# Problem requirements
Reproduce the material in full, unchanged.

(Stored data)

....

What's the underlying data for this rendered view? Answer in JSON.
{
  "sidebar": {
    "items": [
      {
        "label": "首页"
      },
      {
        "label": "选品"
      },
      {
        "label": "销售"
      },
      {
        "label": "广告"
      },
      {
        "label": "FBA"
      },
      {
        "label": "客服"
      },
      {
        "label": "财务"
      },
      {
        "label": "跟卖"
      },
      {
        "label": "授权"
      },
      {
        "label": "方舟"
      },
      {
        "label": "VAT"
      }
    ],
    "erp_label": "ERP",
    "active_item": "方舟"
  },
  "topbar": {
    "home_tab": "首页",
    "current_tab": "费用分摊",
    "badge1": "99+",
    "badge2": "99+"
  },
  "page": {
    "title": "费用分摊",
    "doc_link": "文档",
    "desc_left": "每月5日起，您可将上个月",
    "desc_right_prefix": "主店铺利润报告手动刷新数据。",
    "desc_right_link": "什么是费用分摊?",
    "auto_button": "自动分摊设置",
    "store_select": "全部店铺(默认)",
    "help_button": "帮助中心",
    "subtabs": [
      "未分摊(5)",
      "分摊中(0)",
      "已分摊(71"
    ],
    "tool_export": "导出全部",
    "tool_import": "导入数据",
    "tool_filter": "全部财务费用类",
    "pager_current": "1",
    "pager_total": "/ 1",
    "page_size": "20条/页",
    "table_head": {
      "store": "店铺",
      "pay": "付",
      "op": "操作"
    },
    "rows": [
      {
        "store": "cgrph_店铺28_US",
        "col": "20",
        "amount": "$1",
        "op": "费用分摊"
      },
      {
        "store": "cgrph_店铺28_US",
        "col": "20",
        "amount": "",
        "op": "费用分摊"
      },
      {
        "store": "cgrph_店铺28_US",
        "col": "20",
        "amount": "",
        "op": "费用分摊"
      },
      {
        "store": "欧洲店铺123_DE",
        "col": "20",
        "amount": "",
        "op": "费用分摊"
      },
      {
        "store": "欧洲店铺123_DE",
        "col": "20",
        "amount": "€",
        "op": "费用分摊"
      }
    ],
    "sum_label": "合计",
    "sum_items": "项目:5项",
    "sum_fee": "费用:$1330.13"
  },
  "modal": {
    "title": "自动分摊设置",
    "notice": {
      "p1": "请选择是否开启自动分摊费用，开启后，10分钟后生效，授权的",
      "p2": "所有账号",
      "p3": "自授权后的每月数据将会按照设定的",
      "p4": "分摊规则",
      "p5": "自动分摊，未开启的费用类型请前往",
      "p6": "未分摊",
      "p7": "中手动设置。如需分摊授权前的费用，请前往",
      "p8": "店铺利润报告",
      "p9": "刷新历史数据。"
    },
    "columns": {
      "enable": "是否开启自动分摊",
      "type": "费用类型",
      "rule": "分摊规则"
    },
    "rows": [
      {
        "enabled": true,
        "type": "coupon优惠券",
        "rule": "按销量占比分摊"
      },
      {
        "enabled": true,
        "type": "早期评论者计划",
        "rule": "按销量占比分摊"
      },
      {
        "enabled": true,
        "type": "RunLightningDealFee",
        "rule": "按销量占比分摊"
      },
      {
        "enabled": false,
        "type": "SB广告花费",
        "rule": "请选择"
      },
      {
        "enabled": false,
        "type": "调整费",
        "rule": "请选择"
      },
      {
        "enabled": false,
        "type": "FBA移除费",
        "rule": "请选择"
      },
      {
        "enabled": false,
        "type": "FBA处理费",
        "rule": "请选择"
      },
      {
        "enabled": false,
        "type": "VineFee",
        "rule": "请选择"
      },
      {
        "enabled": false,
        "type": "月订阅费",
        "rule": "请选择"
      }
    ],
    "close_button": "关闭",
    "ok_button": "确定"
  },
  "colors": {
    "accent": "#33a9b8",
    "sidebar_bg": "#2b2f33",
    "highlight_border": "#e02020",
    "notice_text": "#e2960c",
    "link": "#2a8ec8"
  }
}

....

# The output
What's the underlying data for this rendered view? Answer in JSON.
{
  "sidebar": {
    "items": [
      {
        "label": "首页"
      },
      {
        "label": "选品"
      },
      {
        "label": "销售"
      },
      {
        "label": "广告"
      },
      {
        "label": "FBA"
      },
      {
        "label": "客服"
      },
      {
        "label": "财务"
      },
      {
        "label": "跟卖"
      },
      {
        "label": "授权"
      },
      {
        "label": "方舟"
      },
      {
        "label": "VAT"
      }
    ],
    "erp_label": "ERP",
    "active_item": "方舟"
  },
  "topbar": {
    "home_tab": "首页",
    "current_tab": "费用分摊",
    "badge1": "99+",
    "badge2": "99+"
  },
  "page": {
    "title": "费用分摊",
    "doc_link": "文档",
    "desc_left": "每月5日起，您可将上个月",
    "desc_right_prefix": "主店铺利润报告手动刷新数据。",
    "desc_right_link": "什么是费用分摊?",
    "auto_button": "自动分摊设置",
    "store_select": "全部店铺(默认)",
    "help_button": "帮助中心",
    "subtabs": [
      "未分摊(5)",
      "分摊中(0)",
      "已分摊(71"
    ],
    "tool_export": "导出全部",
    "tool_import": "导入数据",
    "tool_filter": "全部财务费用类",
    "pager_current": "1",
    "pager_total": "/ 1",
    "page_size": "20条/页",
    "table_head": {
      "store": "店铺",
      "pay": "付",
      "op": "操作"
    },
    "rows": [
      {
        "store": "cgrph_店铺28_US",
        "col": "20",
        "amount": "$1",
        "op": "费用分摊"
      },
      {
        "store": "cgrph_店铺28_US",
        "col": "20",
        "amount": "",
        "op": "费用分摊"
      },
      {
        "store": "cgrph_店铺28_US",
        "col": "20",
        "amount": "",
        "op": "费用分摊"
      },
      {
        "store": "欧洲店铺123_DE",
        "col": "20",
        "amount": "",
        "op": "费用分摊"
      },
      {
        "store": "欧洲店铺123_DE",
        "col": "20",
        "amount": "€",
        "op": "费用分摊"
      }
    ],
    "sum_label": "合计",
    "sum_items": "项目:5项",
    "sum_fee": "费用:$1330.13"
  },
  "modal": {
    "title": "自动分摊设置",
    "notice": {
      "p1": "请选择是否开启自动分摊费用，开启后，10分钟后生效，授权的",
      "p2": "所有账号",
      "p3": "自授权后的每月数据将会按照设定的",
      "p4": "分摊规则",
      "p5": "自动分摊，未开启的费用类型请前往",
      "p6": "未分摊",
      "p7": "中手动设置。如需分摊授权前的费用，请前往",
      "p8": "店铺利润报告",
      "p9": "刷新历史数据。"
    },
    "columns": {
      "enable": "是否开启自动分摊",
      "type": "费用类型",
      "rule": "分摊规则"
    },
    "rows": [
      {
        "enabled": true,
        "type": "coupon优惠券",
        "rule": "按销量占比分摊"
      },
      {
        "enabled": true,
        "type": "早期评论者计划",
        "rule": "按销量占比分摊"
      },
      {
        "enabled": true,
        "type": "RunLightningDealFee",
        "rule": "按销量占比分摊"
      },
      {
        "enabled": false,
        "type": "SB广告花费",
        "rule": "请选择"
      },
      {
        "enabled": false,
        "type": "调整费",
        "rule": "请选择"
      },
      {
        "enabled": false,
        "type": "FBA移除费",
        "rule": "请选择"
      },
      {
        "enabled": false,
        "type": "FBA处理费",
        "rule": "请选择"
      },
      {
        "enabled": false,
        "type": "VineFee",
        "rule": "请选择"
      },
      {
        "enabled": false,
        "type": "月订阅费",
        "rule": "请选择"
      }
    ],
    "close_button": "关闭",
    "ok_button": "确定"
  },
  "colors": {
    "accent": "#33a9b8",
    "sidebar_bg": "#2b2f33",
    "highlight_border": "#e02020",
    "notice_text": "#e2960c",
    "link": "#2a8ec8"
  }
}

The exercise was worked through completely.